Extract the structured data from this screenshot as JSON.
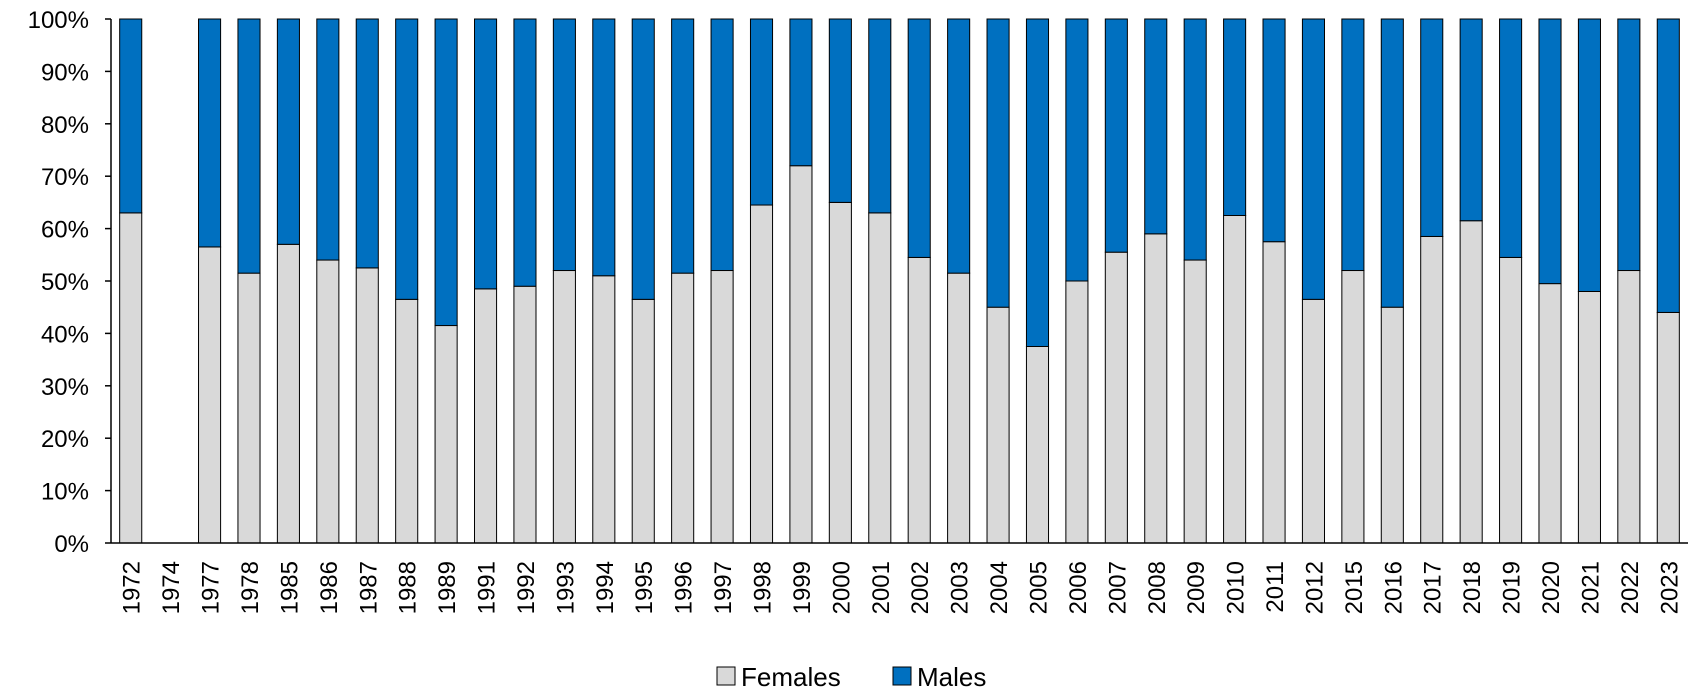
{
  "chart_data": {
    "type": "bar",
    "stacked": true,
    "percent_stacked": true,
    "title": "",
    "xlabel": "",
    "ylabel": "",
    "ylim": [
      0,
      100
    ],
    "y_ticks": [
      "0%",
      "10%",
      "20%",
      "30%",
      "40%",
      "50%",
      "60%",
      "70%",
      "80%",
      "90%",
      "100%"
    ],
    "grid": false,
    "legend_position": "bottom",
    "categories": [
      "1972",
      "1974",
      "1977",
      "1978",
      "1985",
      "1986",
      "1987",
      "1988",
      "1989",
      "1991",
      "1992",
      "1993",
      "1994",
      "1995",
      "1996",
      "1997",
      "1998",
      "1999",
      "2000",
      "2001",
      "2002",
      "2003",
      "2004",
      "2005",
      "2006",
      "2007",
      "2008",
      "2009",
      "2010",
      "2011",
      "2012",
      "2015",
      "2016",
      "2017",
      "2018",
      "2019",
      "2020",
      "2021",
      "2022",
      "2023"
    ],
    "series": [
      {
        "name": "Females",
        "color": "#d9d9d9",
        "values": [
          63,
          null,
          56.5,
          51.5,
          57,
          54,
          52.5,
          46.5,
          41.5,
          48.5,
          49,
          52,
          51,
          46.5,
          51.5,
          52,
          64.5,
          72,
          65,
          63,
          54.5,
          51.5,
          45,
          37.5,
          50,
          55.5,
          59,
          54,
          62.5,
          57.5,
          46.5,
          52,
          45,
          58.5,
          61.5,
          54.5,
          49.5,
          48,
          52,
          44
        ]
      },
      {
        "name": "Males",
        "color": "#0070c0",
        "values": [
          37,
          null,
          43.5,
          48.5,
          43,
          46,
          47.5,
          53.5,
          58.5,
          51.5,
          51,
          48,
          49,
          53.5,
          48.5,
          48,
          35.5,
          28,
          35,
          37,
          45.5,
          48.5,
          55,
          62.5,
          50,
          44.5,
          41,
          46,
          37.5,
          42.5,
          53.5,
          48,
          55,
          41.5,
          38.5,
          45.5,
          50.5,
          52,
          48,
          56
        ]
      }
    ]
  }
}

-=-=-=-=-

• Written request: Transcribe every entry word for word, but omit the pictures.

• The solution:
Extract the structured data from this screenshot as JSON.
{
  "chart_data": {
    "type": "bar",
    "stacked": true,
    "percent_stacked": true,
    "title": "",
    "xlabel": "",
    "ylabel": "",
    "ylim": [
      0,
      100
    ],
    "y_ticks": [
      "0%",
      "10%",
      "20%",
      "30%",
      "40%",
      "50%",
      "60%",
      "70%",
      "80%",
      "90%",
      "100%"
    ],
    "grid": false,
    "legend_position": "bottom",
    "categories": [
      "1972",
      "1974",
      "1977",
      "1978",
      "1985",
      "1986",
      "1987",
      "1988",
      "1989",
      "1991",
      "1992",
      "1993",
      "1994",
      "1995",
      "1996",
      "1997",
      "1998",
      "1999",
      "2000",
      "2001",
      "2002",
      "2003",
      "2004",
      "2005",
      "2006",
      "2007",
      "2008",
      "2009",
      "2010",
      "2011",
      "2012",
      "2015",
      "2016",
      "2017",
      "2018",
      "2019",
      "2020",
      "2021",
      "2022",
      "2023"
    ],
    "series": [
      {
        "name": "Females",
        "color": "#d9d9d9",
        "values": [
          63,
          null,
          56.5,
          51.5,
          57,
          54,
          52.5,
          46.5,
          41.5,
          48.5,
          49,
          52,
          51,
          46.5,
          51.5,
          52,
          64.5,
          72,
          65,
          63,
          54.5,
          51.5,
          45,
          37.5,
          50,
          55.5,
          59,
          54,
          62.5,
          57.5,
          46.5,
          52,
          45,
          58.5,
          61.5,
          54.5,
          49.5,
          48,
          52,
          44
        ]
      },
      {
        "name": "Males",
        "color": "#0070c0",
        "values": [
          37,
          null,
          43.5,
          48.5,
          43,
          46,
          47.5,
          53.5,
          58.5,
          51.5,
          51,
          48,
          49,
          53.5,
          48.5,
          48,
          35.5,
          28,
          35,
          37,
          45.5,
          48.5,
          55,
          62.5,
          50,
          44.5,
          41,
          46,
          37.5,
          42.5,
          53.5,
          48,
          55,
          41.5,
          38.5,
          45.5,
          50.5,
          52,
          48,
          56
        ]
      }
    ]
  }
}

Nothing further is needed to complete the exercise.